>> BEGIN

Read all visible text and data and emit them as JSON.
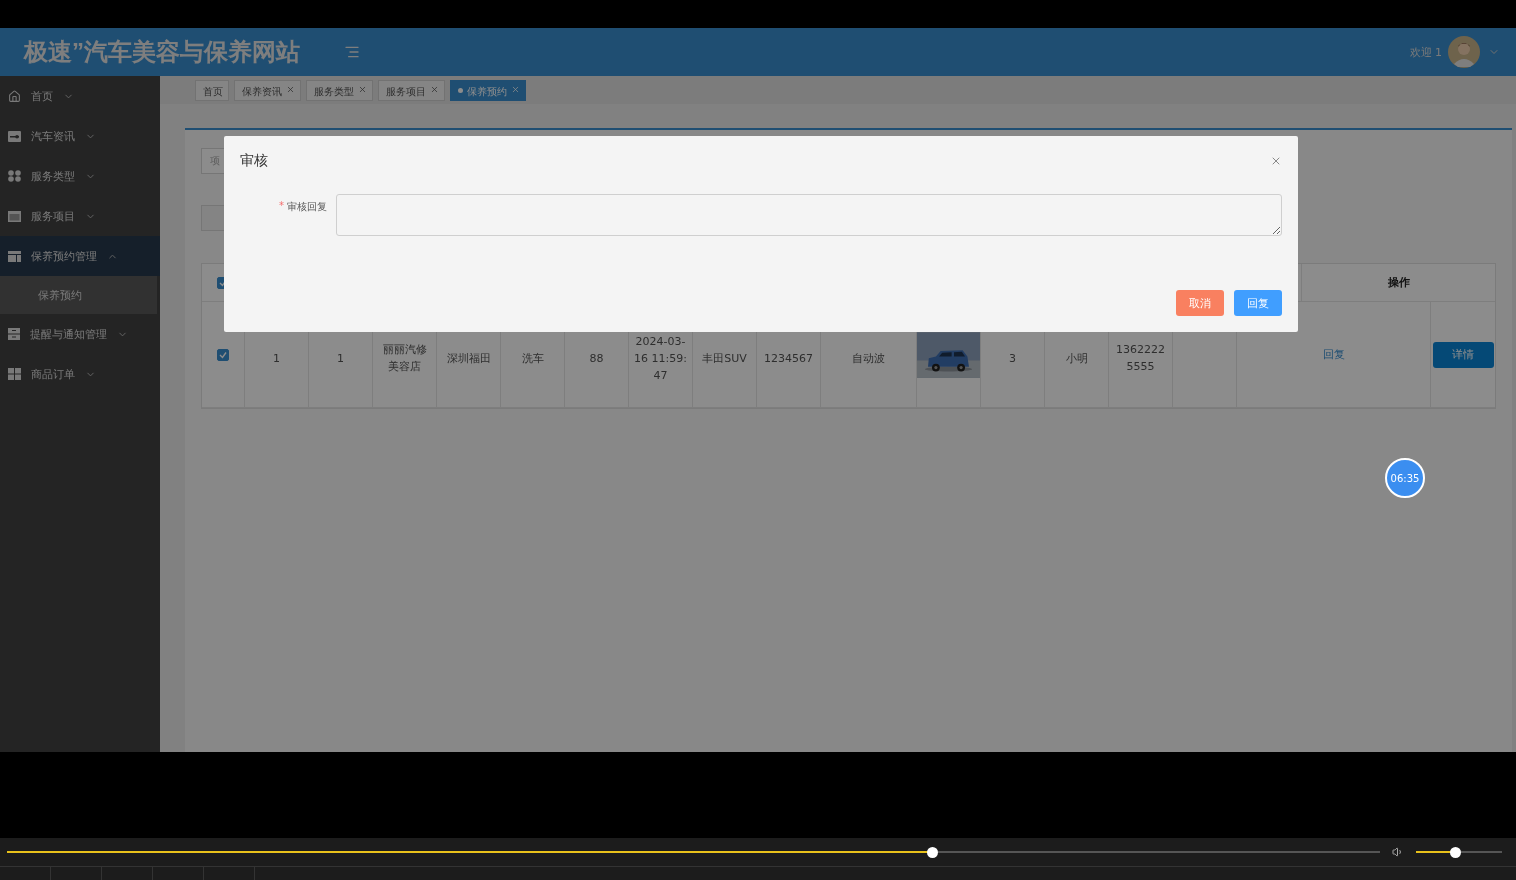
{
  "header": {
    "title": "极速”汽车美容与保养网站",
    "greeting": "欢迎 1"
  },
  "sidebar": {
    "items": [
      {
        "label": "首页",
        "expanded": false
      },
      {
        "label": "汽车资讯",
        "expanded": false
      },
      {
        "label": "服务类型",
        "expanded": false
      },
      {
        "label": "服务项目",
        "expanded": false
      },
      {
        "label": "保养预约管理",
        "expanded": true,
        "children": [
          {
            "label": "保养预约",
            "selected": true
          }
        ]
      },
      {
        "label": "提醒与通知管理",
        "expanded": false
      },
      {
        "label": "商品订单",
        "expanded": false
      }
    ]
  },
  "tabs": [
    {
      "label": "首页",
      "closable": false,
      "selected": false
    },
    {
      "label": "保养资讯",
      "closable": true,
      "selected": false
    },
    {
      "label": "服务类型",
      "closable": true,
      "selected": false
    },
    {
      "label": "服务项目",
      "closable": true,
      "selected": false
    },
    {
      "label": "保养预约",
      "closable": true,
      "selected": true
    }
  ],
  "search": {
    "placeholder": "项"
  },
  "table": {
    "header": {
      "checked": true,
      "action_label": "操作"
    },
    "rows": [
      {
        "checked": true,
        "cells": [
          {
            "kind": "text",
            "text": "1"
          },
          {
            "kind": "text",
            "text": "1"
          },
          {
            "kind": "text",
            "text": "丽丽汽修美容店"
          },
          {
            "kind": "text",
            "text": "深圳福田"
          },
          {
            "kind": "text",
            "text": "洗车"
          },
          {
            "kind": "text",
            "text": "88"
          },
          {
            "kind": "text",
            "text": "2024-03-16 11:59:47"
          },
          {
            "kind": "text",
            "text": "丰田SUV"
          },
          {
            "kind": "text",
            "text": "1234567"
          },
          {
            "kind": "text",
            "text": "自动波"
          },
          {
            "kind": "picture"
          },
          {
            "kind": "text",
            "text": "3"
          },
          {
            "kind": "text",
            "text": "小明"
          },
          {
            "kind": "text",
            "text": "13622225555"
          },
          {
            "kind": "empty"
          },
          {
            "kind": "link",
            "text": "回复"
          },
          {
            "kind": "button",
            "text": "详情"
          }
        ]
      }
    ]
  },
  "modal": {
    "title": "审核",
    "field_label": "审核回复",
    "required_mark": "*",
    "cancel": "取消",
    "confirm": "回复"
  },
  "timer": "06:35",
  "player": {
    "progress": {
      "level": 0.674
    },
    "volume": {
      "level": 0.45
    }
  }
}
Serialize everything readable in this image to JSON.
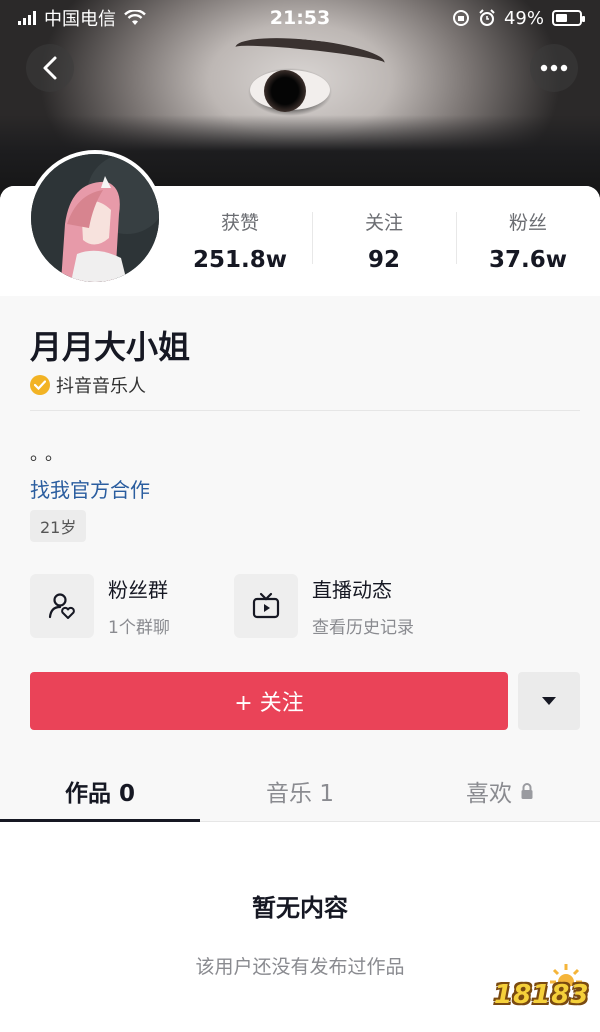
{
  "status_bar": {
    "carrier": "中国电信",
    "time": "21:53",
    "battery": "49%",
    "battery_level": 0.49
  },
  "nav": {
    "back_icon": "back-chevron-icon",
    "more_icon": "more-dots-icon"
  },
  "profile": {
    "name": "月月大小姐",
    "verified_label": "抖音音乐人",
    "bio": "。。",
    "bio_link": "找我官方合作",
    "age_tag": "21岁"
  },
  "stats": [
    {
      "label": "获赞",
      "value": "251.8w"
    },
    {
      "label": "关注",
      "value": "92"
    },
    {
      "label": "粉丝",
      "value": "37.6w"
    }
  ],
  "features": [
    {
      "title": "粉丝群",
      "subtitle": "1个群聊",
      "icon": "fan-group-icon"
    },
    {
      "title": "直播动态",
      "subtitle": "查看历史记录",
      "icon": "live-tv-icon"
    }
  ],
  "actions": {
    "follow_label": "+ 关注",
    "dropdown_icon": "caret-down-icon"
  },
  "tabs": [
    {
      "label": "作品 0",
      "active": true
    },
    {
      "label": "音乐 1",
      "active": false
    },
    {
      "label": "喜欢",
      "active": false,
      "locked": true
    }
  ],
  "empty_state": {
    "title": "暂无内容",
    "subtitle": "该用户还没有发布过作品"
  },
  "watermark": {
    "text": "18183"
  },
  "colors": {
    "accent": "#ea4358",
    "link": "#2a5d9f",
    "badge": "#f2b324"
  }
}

>> END
>> BEGIN

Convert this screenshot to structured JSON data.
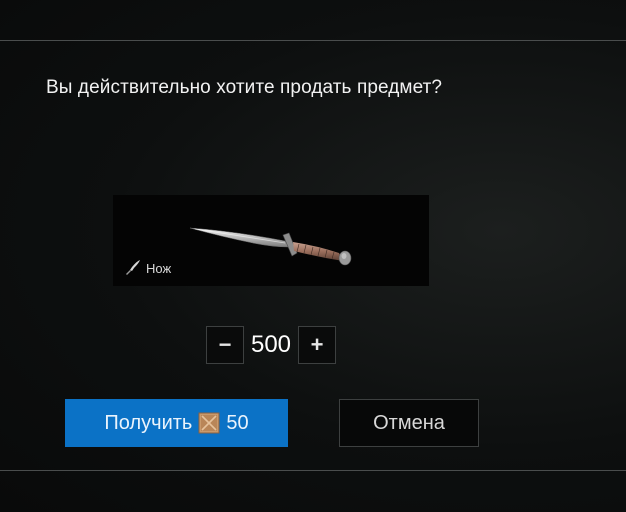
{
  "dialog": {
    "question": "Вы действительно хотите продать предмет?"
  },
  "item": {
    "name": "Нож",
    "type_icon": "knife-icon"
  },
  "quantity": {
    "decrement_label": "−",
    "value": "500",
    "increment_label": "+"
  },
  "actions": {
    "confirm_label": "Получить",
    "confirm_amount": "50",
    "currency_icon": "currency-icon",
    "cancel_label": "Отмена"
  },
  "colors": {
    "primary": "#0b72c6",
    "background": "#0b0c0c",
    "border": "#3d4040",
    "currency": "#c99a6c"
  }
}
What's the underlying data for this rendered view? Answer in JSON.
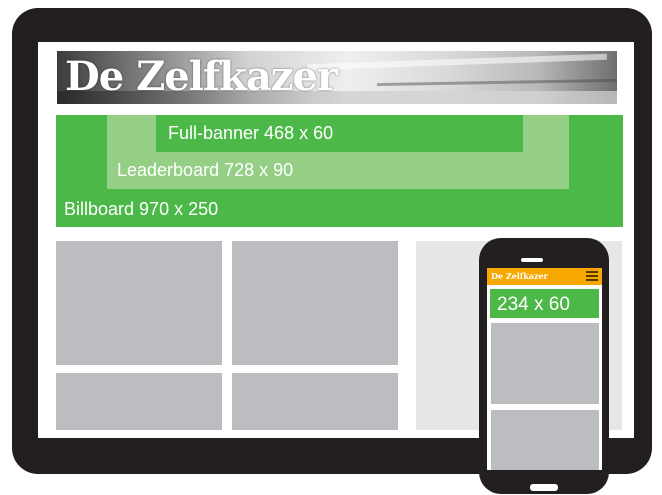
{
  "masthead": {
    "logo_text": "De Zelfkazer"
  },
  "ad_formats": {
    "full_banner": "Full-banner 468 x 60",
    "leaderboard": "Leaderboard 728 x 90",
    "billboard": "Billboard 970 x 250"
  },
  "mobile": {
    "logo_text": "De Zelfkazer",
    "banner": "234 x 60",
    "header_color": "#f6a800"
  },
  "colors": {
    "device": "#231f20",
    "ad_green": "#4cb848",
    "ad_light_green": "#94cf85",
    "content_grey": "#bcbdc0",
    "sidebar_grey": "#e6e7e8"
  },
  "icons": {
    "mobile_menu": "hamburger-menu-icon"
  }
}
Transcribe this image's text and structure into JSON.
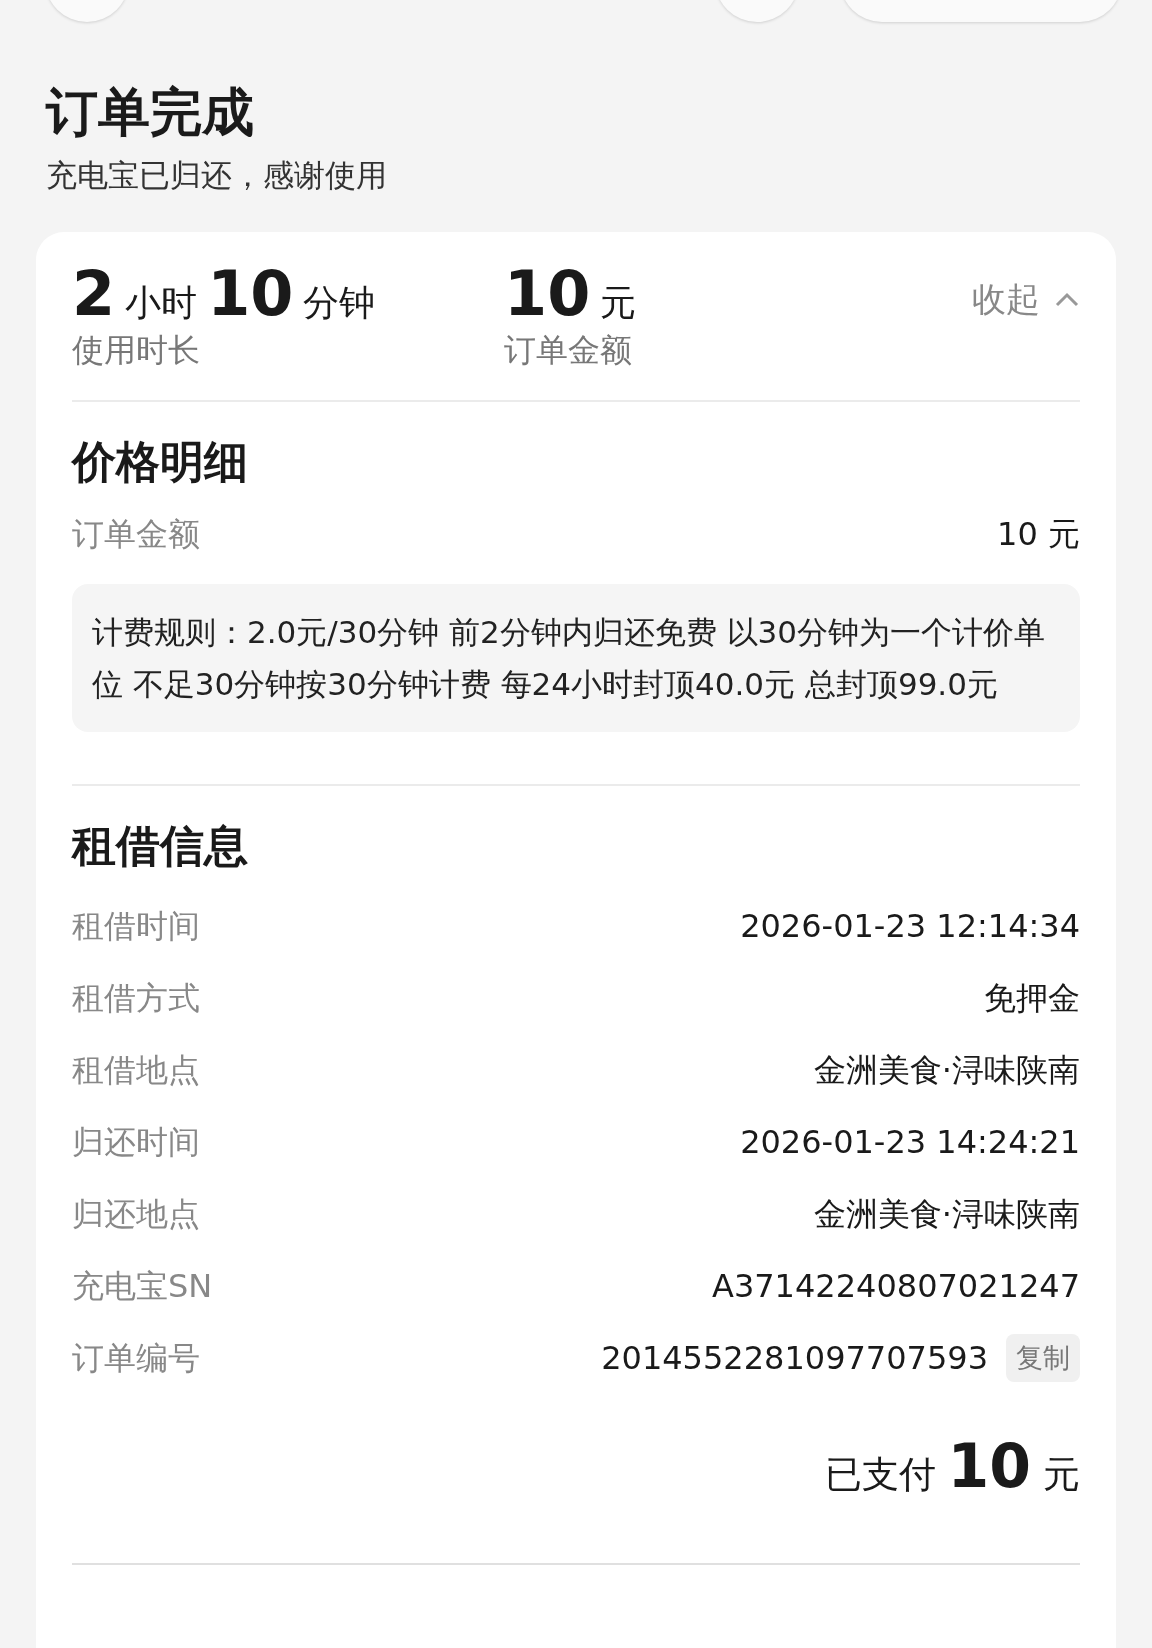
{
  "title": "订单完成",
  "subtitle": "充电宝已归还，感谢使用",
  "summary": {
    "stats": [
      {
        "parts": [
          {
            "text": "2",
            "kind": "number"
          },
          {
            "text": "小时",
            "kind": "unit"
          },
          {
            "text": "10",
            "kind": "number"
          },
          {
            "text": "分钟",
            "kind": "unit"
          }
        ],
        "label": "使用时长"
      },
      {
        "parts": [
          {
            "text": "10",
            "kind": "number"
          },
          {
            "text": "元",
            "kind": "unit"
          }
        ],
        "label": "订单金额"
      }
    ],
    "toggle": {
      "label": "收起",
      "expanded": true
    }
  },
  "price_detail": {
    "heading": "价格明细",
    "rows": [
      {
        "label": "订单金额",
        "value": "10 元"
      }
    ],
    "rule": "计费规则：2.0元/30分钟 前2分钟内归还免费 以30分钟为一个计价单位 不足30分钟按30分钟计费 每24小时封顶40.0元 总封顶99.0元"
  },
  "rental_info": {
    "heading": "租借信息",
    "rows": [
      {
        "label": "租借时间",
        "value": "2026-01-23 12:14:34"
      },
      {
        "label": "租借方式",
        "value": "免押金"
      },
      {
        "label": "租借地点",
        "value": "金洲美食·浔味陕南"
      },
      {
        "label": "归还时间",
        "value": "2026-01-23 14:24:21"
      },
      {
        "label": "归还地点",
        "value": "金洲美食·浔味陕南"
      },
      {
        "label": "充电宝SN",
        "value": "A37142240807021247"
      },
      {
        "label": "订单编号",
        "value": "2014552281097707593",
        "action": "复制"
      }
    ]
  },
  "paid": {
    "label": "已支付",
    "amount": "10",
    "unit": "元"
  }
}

>> END

[What you are asked to do] Pull every line containing the word "JSON" out of the material.

[Expected output]
Read all visible text and data and emit them as JSON.
Serialize everything readable in this image to JSON.
Convert this screenshot to structured JSON data.
What's the underlying data for this rendered view? Answer in JSON.
Transcribe this image's text and structure into JSON.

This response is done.